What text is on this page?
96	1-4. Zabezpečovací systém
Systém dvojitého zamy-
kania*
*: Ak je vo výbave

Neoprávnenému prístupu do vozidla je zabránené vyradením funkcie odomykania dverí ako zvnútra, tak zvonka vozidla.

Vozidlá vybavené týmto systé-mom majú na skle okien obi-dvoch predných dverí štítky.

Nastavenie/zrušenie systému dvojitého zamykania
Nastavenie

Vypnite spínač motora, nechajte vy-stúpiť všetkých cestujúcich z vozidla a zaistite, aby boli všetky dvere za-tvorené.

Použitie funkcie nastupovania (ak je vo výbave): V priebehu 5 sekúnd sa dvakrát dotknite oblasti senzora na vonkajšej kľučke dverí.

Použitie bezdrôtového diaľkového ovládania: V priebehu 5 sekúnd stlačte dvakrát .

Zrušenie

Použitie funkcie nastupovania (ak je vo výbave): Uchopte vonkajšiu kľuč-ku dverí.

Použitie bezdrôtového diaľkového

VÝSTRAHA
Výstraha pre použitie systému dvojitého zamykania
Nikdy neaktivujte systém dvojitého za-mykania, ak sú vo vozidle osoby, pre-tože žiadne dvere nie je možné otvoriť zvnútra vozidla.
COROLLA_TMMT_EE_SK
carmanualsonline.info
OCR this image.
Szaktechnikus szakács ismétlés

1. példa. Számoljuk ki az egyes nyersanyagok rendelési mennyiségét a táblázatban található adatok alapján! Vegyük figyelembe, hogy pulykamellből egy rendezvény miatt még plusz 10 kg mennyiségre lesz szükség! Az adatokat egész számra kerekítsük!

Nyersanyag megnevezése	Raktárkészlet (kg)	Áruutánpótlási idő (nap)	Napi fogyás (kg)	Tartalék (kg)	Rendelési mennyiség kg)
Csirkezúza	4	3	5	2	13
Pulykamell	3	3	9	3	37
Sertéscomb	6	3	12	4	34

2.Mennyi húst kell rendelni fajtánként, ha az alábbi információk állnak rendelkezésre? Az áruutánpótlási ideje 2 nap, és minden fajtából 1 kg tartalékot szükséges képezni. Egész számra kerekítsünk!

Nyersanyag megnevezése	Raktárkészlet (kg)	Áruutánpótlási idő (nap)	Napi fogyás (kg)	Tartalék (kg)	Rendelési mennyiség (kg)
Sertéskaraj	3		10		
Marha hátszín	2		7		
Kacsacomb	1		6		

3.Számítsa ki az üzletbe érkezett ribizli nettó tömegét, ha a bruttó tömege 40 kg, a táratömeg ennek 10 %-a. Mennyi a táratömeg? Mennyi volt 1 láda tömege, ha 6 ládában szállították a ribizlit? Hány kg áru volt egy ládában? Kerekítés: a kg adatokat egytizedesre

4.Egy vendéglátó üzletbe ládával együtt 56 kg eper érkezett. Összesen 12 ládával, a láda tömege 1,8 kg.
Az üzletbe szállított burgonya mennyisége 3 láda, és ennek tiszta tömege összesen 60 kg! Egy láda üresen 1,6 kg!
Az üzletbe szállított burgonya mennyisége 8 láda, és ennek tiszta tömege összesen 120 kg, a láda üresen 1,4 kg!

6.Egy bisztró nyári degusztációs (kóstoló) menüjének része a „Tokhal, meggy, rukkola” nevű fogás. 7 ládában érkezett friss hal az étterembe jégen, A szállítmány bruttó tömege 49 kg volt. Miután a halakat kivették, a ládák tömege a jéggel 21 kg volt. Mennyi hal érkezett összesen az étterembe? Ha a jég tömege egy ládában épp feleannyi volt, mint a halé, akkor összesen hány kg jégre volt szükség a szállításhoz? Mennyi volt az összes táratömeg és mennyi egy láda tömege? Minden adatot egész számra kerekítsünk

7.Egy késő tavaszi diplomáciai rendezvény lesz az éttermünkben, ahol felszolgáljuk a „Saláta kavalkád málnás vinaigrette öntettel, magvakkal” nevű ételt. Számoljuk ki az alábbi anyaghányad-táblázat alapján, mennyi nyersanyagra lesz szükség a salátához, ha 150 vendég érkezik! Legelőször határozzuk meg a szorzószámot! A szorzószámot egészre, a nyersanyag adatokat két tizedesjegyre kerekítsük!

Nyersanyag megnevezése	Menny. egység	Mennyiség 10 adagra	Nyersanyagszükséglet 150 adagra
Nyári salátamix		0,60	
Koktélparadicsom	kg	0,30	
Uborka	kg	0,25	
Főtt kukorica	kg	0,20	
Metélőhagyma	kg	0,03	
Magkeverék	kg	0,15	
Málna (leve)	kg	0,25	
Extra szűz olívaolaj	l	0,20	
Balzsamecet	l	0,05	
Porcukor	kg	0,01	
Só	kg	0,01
----
> [TASK DIRECTIONS] State how many lines above contain the string "diaľkového", with no other words.

> [SOLUTION FOR THIS TASK] 2